◆ REQUEST ◆
Copy each line in the data that includes the word "Radial".

◆ AVAILABLE DATA ◆
========

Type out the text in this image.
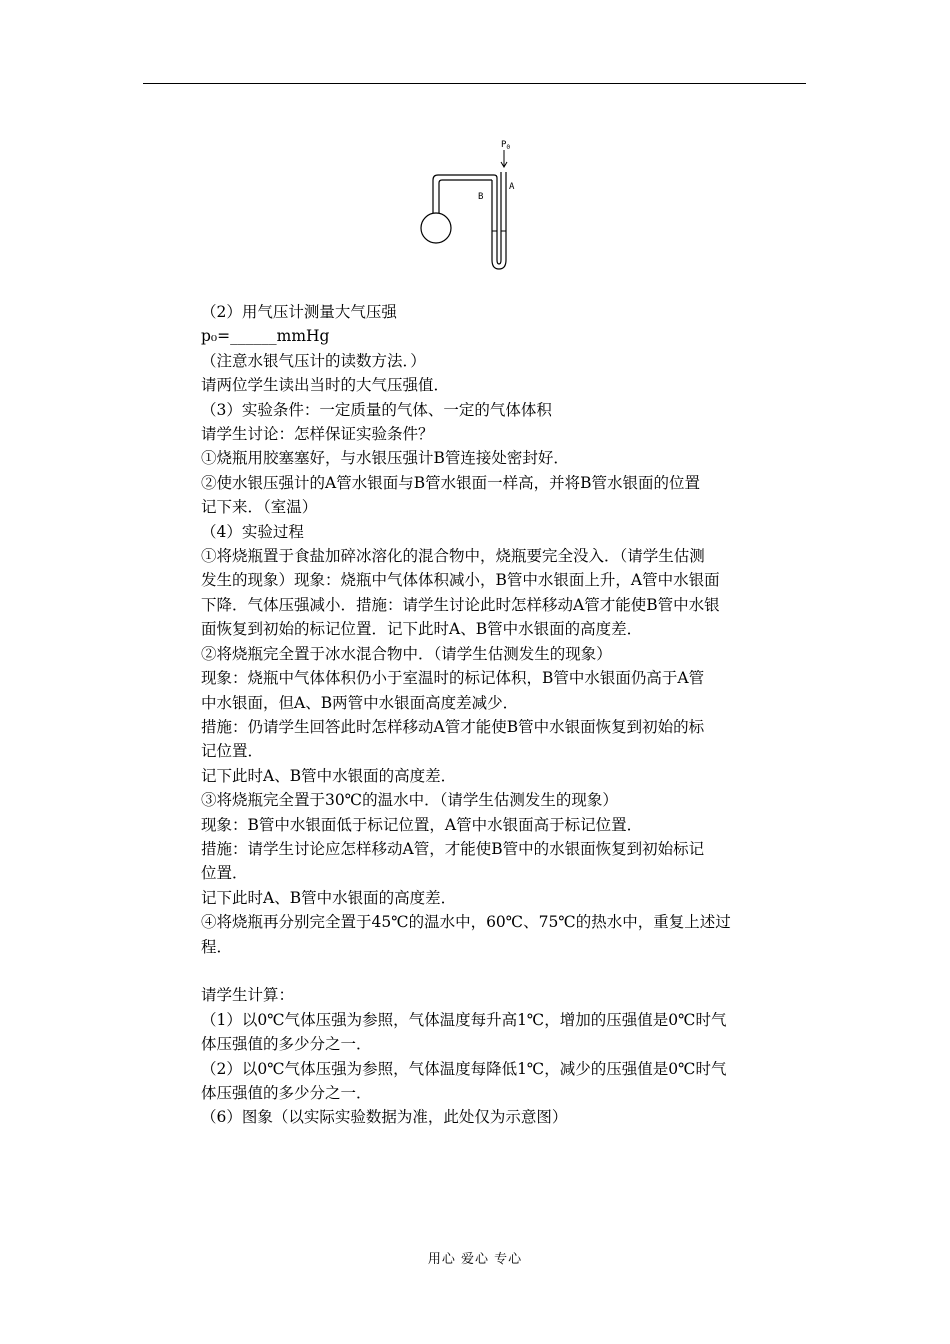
$P_0$
A
B

（2）用气压计测量大气压强

p₀=______mmHg

（注意水银气压计的读数方法．）

请两位学生读出当时的大气压强值．

（3）实验条件：一定质量的气体、一定的气体体积

请学生讨论：怎样保证实验条件？

①烧瓶用胶塞塞好，与水银压强计B管连接处密封好．

②使水银压强计的A管水银面与B管水银面一样高，并将B管水银面的位置

记下来．（室温）

（4）实验过程

①将烧瓶置于食盐加碎冰溶化的混合物中，烧瓶要完全没入．（请学生估测

发生的现象）现象：烧瓶中气体体积减小，B管中水银面上升，A管中水银面

下降．气体压强减小．措施：请学生讨论此时怎样移动A管才能使B管中水银

面恢复到初始的标记位置．记下此时A、B管中水银面的高度差．

②将烧瓶完全置于冰水混合物中．（请学生估测发生的现象）

现象：烧瓶中气体体积仍小于室温时的标记体积，B管中水银面仍高于A管

中水银面，但A、B两管中水银面高度差减少．

措施：仍请学生回答此时怎样移动A管才能使B管中水银面恢复到初始的标

记位置．

记下此时A、B管中水银面的高度差．

③将烧瓶完全置于30℃的温水中．（请学生估测发生的现象）

现象：B管中水银面低于标记位置，A管中水银面高于标记位置．

措施：请学生讨论应怎样移动A管，才能使B管中的水银面恢复到初始标记

位置．

记下此时A、B管中水银面的高度差．

④将烧瓶再分别完全置于45℃的温水中，60℃、75℃的热水中，重复上述过

程．

请学生计算：

（1）以0℃气体压强为参照，气体温度每升高1℃，增加的压强值是0℃时气

体压强值的多少分之一．

（2）以0℃气体压强为参照，气体温度每降低1℃，减少的压强值是0℃时气

体压强值的多少分之一．

（6）图象（以实际实验数据为准，此处仅为示意图）

用心 爱心 专心
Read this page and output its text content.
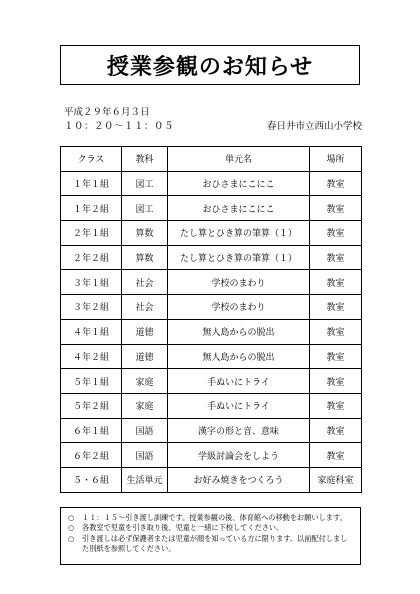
授業参観のお知らせ
平成２９年６月３日
１０：２０～１１：０５	春日井市立西山小学校
クラス	教科	単元名	場所
１年１組	図工	おひさまにこにこ	教室
１年２組	図工	おひさまにこにこ	教室
２年１組	算数	たし算とひき算の筆算（１）	教室
２年２組	算数	たし算とひき算の筆算（１）	教室
３年１組	社会	学校のまわり	教室
３年２組	社会	学校のまわり	教室
４年１組	道徳	無人島からの脱出	教室
４年２組	道徳	無人島からの脱出	教室
５年１組	家庭	手ぬいにトライ	教室
５年２組	家庭	手ぬいにトライ	教室
６年１組	国語	漢字の形と音、意味	教室
６年２組	国語	学級討論会をしよう	教室
５・６組	生活単元	お好み焼きをつくろう	家庭科室
○	１１：１５～引き渡し訓練です。授業参観の後、体育館への移動をお願いします。
○	各教室で児童を引き取り後、児童と一緒に下校してください。
○	引き渡しは必ず保護者または児童が顔を知っている方に限ります。以前配付しました別紙を参照してください。
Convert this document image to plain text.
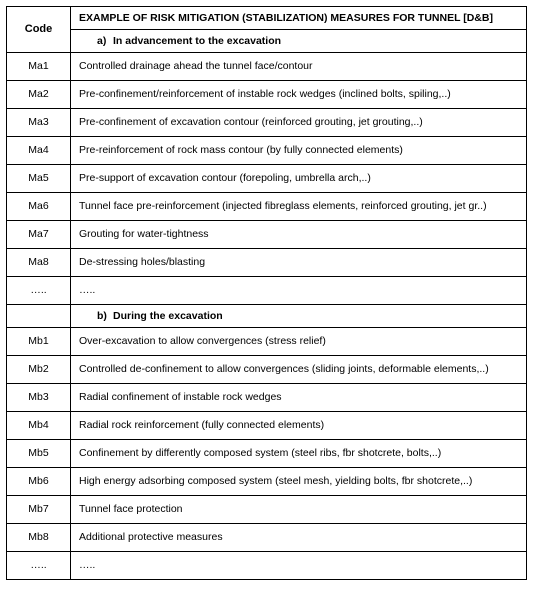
Code	EXAMPLE OF RISK MITIGATION (STABILIZATION) MEASURES FOR TUNNEL [D&B]
	a) In advancement to the excavation
Ma1	Controlled drainage ahead the tunnel face/contour
Ma2	Pre-confinement/reinforcement of instable rock wedges (inclined bolts, spiling,..)
Ma3	Pre-confinement of excavation contour (reinforced grouting, jet grouting,..)
Ma4	Pre-reinforcement of rock mass contour (by fully connected elements)
Ma5	Pre-support of excavation contour (forepoling, umbrella arch,..)
Ma6	Tunnel face pre-reinforcement (injected fibreglass elements, reinforced grouting, jet gr..)
Ma7	Grouting for water-tightness
Ma8	De-stressing holes/blasting
…..	…..
	b) During the excavation
Mb1	Over-excavation to allow convergences (stress relief)
Mb2	Controlled de-confinement to allow convergences (sliding joints, deformable elements,..)
Mb3	Radial confinement of instable rock wedges
Mb4	Radial rock reinforcement (fully connected elements)
Mb5	Confinement by differently composed system (steel ribs, fbr shotcrete, bolts,..)
Mb6	High energy adsorbing composed system (steel mesh, yielding bolts, fbr shotcrete,..)
Mb7	Tunnel face protection
Mb8	Additional protective measures
…..	…..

========

◆ ANSWER TO THIS PROBLEM ◆
Mb3	Radial confinement of instable rock wedges
Mb4	Radial rock reinforcement (fully connected elements)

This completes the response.